== Work required ==
The records should be written out in full, with nothing altered.

== Source records ==
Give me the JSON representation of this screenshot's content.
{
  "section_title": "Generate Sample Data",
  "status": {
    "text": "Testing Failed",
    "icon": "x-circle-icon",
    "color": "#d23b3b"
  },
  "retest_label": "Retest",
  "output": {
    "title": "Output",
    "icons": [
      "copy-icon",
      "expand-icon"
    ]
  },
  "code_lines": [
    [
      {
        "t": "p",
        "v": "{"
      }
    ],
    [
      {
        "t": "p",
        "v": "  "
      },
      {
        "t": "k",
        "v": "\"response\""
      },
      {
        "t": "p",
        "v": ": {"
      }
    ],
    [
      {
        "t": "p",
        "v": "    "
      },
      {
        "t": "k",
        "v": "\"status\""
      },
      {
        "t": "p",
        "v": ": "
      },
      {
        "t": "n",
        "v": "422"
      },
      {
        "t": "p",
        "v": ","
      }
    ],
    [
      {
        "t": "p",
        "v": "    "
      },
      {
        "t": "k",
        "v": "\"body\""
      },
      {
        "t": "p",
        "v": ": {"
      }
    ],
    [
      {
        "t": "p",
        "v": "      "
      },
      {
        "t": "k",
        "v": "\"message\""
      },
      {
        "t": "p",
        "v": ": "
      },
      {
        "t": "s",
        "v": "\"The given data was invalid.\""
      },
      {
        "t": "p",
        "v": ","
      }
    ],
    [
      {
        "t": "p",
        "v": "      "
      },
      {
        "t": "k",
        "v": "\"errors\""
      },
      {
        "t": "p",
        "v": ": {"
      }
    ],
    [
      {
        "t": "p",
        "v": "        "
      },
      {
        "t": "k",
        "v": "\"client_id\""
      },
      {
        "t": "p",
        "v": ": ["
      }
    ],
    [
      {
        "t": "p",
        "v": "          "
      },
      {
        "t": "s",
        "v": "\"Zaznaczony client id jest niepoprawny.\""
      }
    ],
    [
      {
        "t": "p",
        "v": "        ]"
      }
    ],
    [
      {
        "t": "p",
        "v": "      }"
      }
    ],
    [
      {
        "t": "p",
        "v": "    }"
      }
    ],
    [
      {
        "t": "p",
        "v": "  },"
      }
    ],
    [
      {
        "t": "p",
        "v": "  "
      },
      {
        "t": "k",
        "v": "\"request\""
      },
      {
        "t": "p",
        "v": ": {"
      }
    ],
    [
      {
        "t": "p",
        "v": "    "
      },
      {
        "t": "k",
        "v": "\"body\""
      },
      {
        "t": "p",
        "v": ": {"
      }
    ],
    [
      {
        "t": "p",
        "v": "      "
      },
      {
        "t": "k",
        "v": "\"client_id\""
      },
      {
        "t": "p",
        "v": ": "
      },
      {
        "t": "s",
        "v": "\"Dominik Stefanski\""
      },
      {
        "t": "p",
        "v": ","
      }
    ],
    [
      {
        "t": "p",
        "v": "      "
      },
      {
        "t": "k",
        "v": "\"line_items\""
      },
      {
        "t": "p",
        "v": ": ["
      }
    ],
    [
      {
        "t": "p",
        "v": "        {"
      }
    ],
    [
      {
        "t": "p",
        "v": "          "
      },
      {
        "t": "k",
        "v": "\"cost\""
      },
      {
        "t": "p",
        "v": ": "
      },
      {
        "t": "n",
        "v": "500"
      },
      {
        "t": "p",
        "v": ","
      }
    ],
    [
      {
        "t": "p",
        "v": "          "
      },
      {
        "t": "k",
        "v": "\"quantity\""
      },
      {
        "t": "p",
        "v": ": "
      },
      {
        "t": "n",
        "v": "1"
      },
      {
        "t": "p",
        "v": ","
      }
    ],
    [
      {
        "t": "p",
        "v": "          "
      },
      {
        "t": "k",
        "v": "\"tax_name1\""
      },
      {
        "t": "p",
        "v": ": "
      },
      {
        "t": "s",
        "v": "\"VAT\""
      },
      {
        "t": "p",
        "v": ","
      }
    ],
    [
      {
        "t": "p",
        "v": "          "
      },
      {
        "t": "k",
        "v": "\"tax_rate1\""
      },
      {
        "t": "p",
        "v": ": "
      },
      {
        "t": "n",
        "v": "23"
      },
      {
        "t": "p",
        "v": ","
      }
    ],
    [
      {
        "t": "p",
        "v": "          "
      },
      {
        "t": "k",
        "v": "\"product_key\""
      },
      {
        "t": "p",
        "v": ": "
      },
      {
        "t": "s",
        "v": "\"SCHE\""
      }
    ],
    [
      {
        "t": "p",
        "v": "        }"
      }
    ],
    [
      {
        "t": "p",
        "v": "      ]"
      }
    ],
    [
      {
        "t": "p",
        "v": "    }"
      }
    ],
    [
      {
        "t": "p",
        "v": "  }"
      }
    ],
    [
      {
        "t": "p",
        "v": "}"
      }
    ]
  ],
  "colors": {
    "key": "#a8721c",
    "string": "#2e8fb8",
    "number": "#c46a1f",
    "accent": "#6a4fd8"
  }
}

== Response for this exercise ==
Give me the JSON representation of this screenshot's content.
{
  "section_title": "Generate Sample Data",
  "status": {
    "text": "Testing Failed",
    "icon": "x-circle-icon",
    "color": "#d23b3b"
  },
  "retest_label": "Retest",
  "output": {
    "title": "Output",
    "icons": [
      "copy-icon",
      "expand-icon"
    ]
  },
  "code_lines": [
    [
      {
        "t": "p",
        "v": "{"
      }
    ],
    [
      {
        "t": "p",
        "v": "  "
      },
      {
        "t": "k",
        "v": "\"response\""
      },
      {
        "t": "p",
        "v": ": {"
      }
    ],
    [
      {
        "t": "p",
        "v": "    "
      },
      {
        "t": "k",
        "v": "\"status\""
      },
      {
        "t": "p",
        "v": ": "
      },
      {
        "t": "n",
        "v": "422"
      },
      {
        "t": "p",
        "v": ","
      }
    ],
    [
      {
        "t": "p",
        "v": "    "
      },
      {
        "t": "k",
        "v": "\"body\""
      },
      {
        "t": "p",
        "v": ": {"
      }
    ],
    [
      {
        "t": "p",
        "v": "      "
      },
      {
        "t": "k",
        "v": "\"message\""
      },
      {
        "t": "p",
        "v": ": "
      },
      {
        "t": "s",
        "v": "\"The given data was invalid.\""
      },
      {
        "t": "p",
        "v": ","
      }
    ],
    [
      {
        "t": "p",
        "v": "      "
      },
      {
        "t": "k",
        "v": "\"errors\""
      },
      {
        "t": "p",
        "v": ": {"
      }
    ],
    [
      {
        "t": "p",
        "v": "        "
      },
      {
        "t": "k",
        "v": "\"client_id\""
      },
      {
        "t": "p",
        "v": ": ["
      }
    ],
    [
      {
        "t": "p",
        "v": "          "
      },
      {
        "t": "s",
        "v": "\"Zaznaczony client id jest niepoprawny.\""
      }
    ],
    [
      {
        "t": "p",
        "v": "        ]"
      }
    ],
    [
      {
        "t": "p",
        "v": "      }"
      }
    ],
    [
      {
        "t": "p",
        "v": "    }"
      }
    ],
    [
      {
        "t": "p",
        "v": "  },"
      }
    ],
    [
      {
        "t": "p",
        "v": "  "
      },
      {
        "t": "k",
        "v": "\"request\""
      },
      {
        "t": "p",
        "v": ": {"
      }
    ],
    [
      {
        "t": "p",
        "v": "    "
      },
      {
        "t": "k",
        "v": "\"body\""
      },
      {
        "t": "p",
        "v": ": {"
      }
    ],
    [
      {
        "t": "p",
        "v": "      "
      },
      {
        "t": "k",
        "v": "\"client_id\""
      },
      {
        "t": "p",
        "v": ": "
      },
      {
        "t": "s",
        "v": "\"Dominik Stefanski\""
      },
      {
        "t": "p",
        "v": ","
      }
    ],
    [
      {
        "t": "p",
        "v": "      "
      },
      {
        "t": "k",
        "v": "\"line_items\""
      },
      {
        "t": "p",
        "v": ": ["
      }
    ],
    [
      {
        "t": "p",
        "v": "        {"
      }
    ],
    [
      {
        "t": "p",
        "v": "          "
      },
      {
        "t": "k",
        "v": "\"cost\""
      },
      {
        "t": "p",
        "v": ": "
      },
      {
        "t": "n",
        "v": "500"
      },
      {
        "t": "p",
        "v": ","
      }
    ],
    [
      {
        "t": "p",
        "v": "          "
      },
      {
        "t": "k",
        "v": "\"quantity\""
      },
      {
        "t": "p",
        "v": ": "
      },
      {
        "t": "n",
        "v": "1"
      },
      {
        "t": "p",
        "v": ","
      }
    ],
    [
      {
        "t": "p",
        "v": "          "
      },
      {
        "t": "k",
        "v": "\"tax_name1\""
      },
      {
        "t": "p",
        "v": ": "
      },
      {
        "t": "s",
        "v": "\"VAT\""
      },
      {
        "t": "p",
        "v": ","
      }
    ],
    [
      {
        "t": "p",
        "v": "          "
      },
      {
        "t": "k",
        "v": "\"tax_rate1\""
      },
      {
        "t": "p",
        "v": ": "
      },
      {
        "t": "n",
        "v": "23"
      },
      {
        "t": "p",
        "v": ","
      }
    ],
    [
      {
        "t": "p",
        "v": "          "
      },
      {
        "t": "k",
        "v": "\"product_key\""
      },
      {
        "t": "p",
        "v": ": "
      },
      {
        "t": "s",
        "v": "\"SCHE\""
      }
    ],
    [
      {
        "t": "p",
        "v": "        }"
      }
    ],
    [
      {
        "t": "p",
        "v": "      ]"
      }
    ],
    [
      {
        "t": "p",
        "v": "    }"
      }
    ],
    [
      {
        "t": "p",
        "v": "  }"
      }
    ],
    [
      {
        "t": "p",
        "v": "}"
      }
    ]
  ],
  "colors": {
    "key": "#a8721c",
    "string": "#2e8fb8",
    "number": "#c46a1f",
    "accent": "#6a4fd8"
  }
}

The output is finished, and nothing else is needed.